* begin *
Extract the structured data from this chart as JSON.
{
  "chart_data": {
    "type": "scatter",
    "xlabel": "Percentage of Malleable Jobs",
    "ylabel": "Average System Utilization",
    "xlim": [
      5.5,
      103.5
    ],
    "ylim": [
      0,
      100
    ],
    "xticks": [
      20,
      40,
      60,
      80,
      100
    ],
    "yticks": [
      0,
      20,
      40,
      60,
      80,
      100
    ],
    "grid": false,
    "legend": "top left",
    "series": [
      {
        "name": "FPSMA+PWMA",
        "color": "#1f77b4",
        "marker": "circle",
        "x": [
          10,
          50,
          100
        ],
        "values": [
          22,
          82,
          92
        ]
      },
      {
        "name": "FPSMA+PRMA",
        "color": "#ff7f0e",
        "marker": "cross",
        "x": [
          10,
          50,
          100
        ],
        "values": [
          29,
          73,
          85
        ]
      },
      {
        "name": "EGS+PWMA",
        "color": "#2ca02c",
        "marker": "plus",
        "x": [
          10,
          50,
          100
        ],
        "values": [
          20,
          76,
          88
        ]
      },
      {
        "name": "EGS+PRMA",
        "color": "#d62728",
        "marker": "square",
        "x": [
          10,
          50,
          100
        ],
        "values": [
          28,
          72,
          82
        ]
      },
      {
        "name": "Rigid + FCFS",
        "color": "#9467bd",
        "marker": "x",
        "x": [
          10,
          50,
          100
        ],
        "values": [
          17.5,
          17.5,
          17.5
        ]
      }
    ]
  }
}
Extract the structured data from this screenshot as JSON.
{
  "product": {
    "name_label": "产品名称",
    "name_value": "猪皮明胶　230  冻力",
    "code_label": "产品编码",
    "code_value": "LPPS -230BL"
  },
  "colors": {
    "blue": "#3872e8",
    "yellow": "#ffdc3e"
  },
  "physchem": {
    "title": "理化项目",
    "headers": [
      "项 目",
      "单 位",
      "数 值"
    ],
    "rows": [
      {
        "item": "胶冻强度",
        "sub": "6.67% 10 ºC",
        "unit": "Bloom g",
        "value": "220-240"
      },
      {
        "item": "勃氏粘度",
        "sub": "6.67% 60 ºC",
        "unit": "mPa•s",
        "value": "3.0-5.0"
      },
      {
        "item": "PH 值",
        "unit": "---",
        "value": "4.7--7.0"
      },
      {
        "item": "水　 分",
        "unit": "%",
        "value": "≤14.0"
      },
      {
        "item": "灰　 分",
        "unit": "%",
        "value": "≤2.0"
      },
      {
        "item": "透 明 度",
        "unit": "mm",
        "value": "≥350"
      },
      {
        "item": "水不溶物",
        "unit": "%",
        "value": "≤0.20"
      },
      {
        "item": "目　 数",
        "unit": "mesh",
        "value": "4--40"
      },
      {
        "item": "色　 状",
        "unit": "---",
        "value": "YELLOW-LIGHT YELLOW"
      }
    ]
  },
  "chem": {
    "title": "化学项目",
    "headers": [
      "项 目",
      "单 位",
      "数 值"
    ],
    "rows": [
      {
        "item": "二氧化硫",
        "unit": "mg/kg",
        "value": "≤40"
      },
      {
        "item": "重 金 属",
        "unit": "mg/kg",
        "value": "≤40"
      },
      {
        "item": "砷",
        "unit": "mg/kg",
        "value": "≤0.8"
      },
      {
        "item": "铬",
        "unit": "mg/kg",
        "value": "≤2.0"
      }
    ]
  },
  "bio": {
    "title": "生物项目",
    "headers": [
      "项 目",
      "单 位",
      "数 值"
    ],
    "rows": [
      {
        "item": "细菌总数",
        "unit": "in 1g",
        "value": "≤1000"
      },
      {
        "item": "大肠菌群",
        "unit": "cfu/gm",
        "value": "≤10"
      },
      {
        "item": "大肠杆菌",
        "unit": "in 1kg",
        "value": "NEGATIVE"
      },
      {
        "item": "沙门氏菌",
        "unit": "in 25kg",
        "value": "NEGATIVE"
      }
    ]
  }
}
* end *
Exercise prompt ▸ Each line of the material should be duplicated exactly, please.

Answer to this problem ▸
Extract the structured data from this chart as JSON.
{
  "chart_data": {
    "type": "scatter",
    "xlabel": "Percentage of Malleable Jobs",
    "ylabel": "Average System Utilization",
    "xlim": [
      5.5,
      103.5
    ],
    "ylim": [
      0,
      100
    ],
    "xticks": [
      20,
      40,
      60,
      80,
      100
    ],
    "yticks": [
      0,
      20,
      40,
      60,
      80,
      100
    ],
    "grid": false,
    "legend": "top left",
    "series": [
      {
        "name": "FPSMA+PWMA",
        "color": "#1f77b4",
        "marker": "circle",
        "x": [
          10,
          50,
          100
        ],
        "values": [
          22,
          82,
          92
        ]
      },
      {
        "name": "FPSMA+PRMA",
        "color": "#ff7f0e",
        "marker": "cross",
        "x": [
          10,
          50,
          100
        ],
        "values": [
          29,
          73,
          85
        ]
      },
      {
        "name": "EGS+PWMA",
        "color": "#2ca02c",
        "marker": "plus",
        "x": [
          10,
          50,
          100
        ],
        "values": [
          20,
          76,
          88
        ]
      },
      {
        "name": "EGS+PRMA",
        "color": "#d62728",
        "marker": "square",
        "x": [
          10,
          50,
          100
        ],
        "values": [
          28,
          72,
          82
        ]
      },
      {
        "name": "Rigid + FCFS",
        "color": "#9467bd",
        "marker": "x",
        "x": [
          10,
          50,
          100
        ],
        "values": [
          17.5,
          17.5,
          17.5
        ]
      }
    ]
  }
}
Extract the structured data from this screenshot as JSON.
{
  "product": {
    "name_label": "产品名称",
    "name_value": "猪皮明胶　230  冻力",
    "code_label": "产品编码",
    "code_value": "LPPS -230BL"
  },
  "colors": {
    "blue": "#3872e8",
    "yellow": "#ffdc3e"
  },
  "physchem": {
    "title": "理化项目",
    "headers": [
      "项 目",
      "单 位",
      "数 值"
    ],
    "rows": [
      {
        "item": "胶冻强度",
        "sub": "6.67% 10 ºC",
        "unit": "Bloom g",
        "value": "220-240"
      },
      {
        "item": "勃氏粘度",
        "sub": "6.67% 60 ºC",
        "unit": "mPa•s",
        "value": "3.0-5.0"
      },
      {
        "item": "PH 值",
        "unit": "---",
        "value": "4.7--7.0"
      },
      {
        "item": "水　 分",
        "unit": "%",
        "value": "≤14.0"
      },
      {
        "item": "灰　 分",
        "unit": "%",
        "value": "≤2.0"
      },
      {
        "item": "透 明 度",
        "unit": "mm",
        "value": "≥350"
      },
      {
        "item": "水不溶物",
        "unit": "%",
        "value": "≤0.20"
      },
      {
        "item": "目　 数",
        "unit": "mesh",
        "value": "4--40"
      },
      {
        "item": "色　 状",
        "unit": "---",
        "value": "YELLOW-LIGHT YELLOW"
      }
    ]
  },
  "chem": {
    "title": "化学项目",
    "headers": [
      "项 目",
      "单 位",
      "数 值"
    ],
    "rows": [
      {
        "item": "二氧化硫",
        "unit": "mg/kg",
        "value": "≤40"
      },
      {
        "item": "重 金 属",
        "unit": "mg/kg",
        "value": "≤40"
      },
      {
        "item": "砷",
        "unit": "mg/kg",
        "value": "≤0.8"
      },
      {
        "item": "铬",
        "unit": "mg/kg",
        "value": "≤2.0"
      }
    ]
  },
  "bio": {
    "title": "生物项目",
    "headers": [
      "项 目",
      "单 位",
      "数 值"
    ],
    "rows": [
      {
        "item": "细菌总数",
        "unit": "in 1g",
        "value": "≤1000"
      },
      {
        "item": "大肠菌群",
        "unit": "cfu/gm",
        "value": "≤10"
      },
      {
        "item": "大肠杆菌",
        "unit": "in 1kg",
        "value": "NEGATIVE"
      },
      {
        "item": "沙门氏菌",
        "unit": "in 25kg",
        "value": "NEGATIVE"
      }
    ]
  }
}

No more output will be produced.